Written task: Wherever a line holds the string "title", copy that line.

━━━ Exercise input

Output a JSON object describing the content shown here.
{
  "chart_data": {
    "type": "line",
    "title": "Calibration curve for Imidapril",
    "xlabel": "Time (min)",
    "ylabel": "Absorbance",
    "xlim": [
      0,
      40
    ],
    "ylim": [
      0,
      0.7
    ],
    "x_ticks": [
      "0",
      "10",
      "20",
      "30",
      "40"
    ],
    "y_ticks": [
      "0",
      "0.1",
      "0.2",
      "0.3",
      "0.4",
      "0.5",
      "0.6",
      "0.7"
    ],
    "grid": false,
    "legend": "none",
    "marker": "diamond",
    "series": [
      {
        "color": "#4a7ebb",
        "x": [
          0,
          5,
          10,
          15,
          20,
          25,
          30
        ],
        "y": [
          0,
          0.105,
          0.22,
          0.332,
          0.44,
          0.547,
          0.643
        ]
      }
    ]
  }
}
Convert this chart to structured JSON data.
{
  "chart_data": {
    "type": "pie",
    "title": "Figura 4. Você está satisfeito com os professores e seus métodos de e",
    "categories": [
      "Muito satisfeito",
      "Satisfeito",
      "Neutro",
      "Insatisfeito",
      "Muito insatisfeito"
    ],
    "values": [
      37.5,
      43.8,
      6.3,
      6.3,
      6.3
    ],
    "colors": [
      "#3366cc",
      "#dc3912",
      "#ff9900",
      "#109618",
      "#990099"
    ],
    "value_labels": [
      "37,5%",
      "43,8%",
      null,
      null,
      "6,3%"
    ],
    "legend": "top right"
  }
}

━━━━━━

Answer:
    "title": "Calibration curve for Imidapril",
    "title": "Figura 4. Você está satisfeito com os professores e seus métodos de e",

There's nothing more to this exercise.